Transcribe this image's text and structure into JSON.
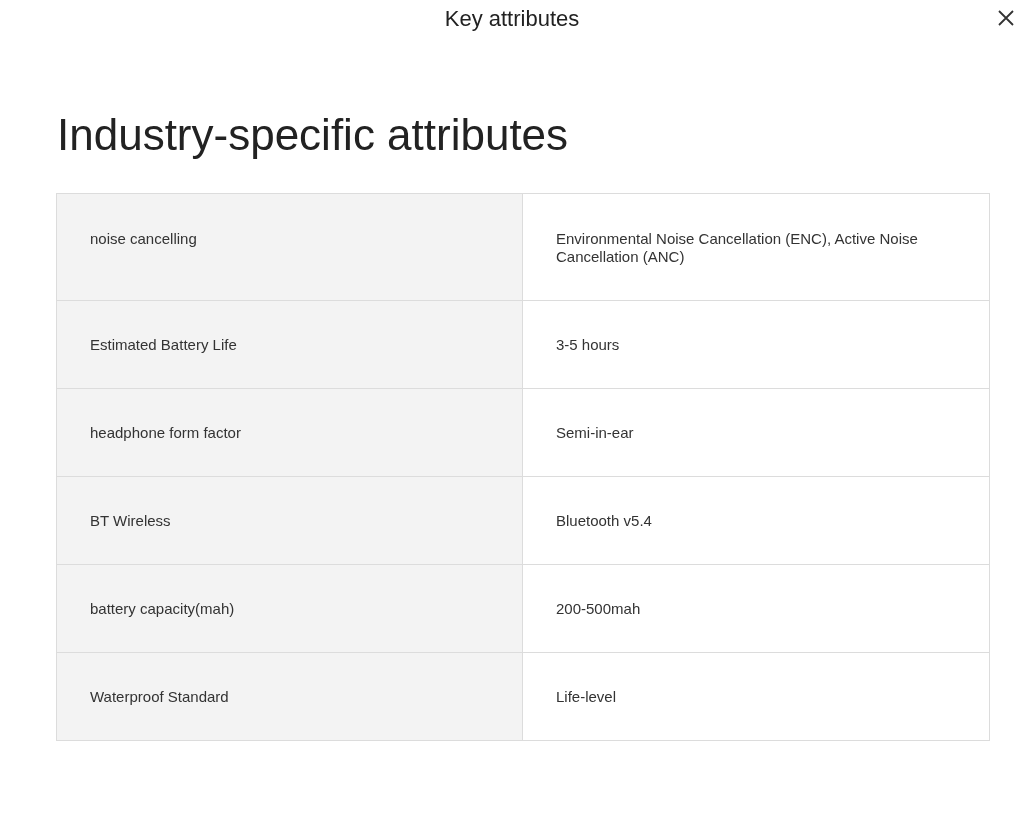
{
  "dialog": {
    "title": "Key attributes"
  },
  "section": {
    "heading": "Industry-specific attributes"
  },
  "table": {
    "rows": [
      {
        "name": "noise cancelling",
        "value": "Environmental Noise Cancellation (ENC), Active Noise Cancellation (ANC)"
      },
      {
        "name": "Estimated Battery Life",
        "value": "3-5 hours"
      },
      {
        "name": "headphone form factor",
        "value": "Semi-in-ear"
      },
      {
        "name": "BT Wireless",
        "value": "Bluetooth v5.4"
      },
      {
        "name": "battery capacity(mah)",
        "value": "200-500mah"
      },
      {
        "name": "Waterproof Standard",
        "value": "Life-level"
      }
    ]
  }
}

Short problem: All of the data above should be quoted exactly, except for the pictures.

Response below:
Transcribe this image's text and structure into JSON.
{
  "dialog": {
    "title": "Key attributes"
  },
  "section": {
    "heading": "Industry-specific attributes"
  },
  "table": {
    "rows": [
      {
        "name": "noise cancelling",
        "value": "Environmental Noise Cancellation (ENC), Active Noise Cancellation (ANC)"
      },
      {
        "name": "Estimated Battery Life",
        "value": "3-5 hours"
      },
      {
        "name": "headphone form factor",
        "value": "Semi-in-ear"
      },
      {
        "name": "BT Wireless",
        "value": "Bluetooth v5.4"
      },
      {
        "name": "battery capacity(mah)",
        "value": "200-500mah"
      },
      {
        "name": "Waterproof Standard",
        "value": "Life-level"
      }
    ]
  }
}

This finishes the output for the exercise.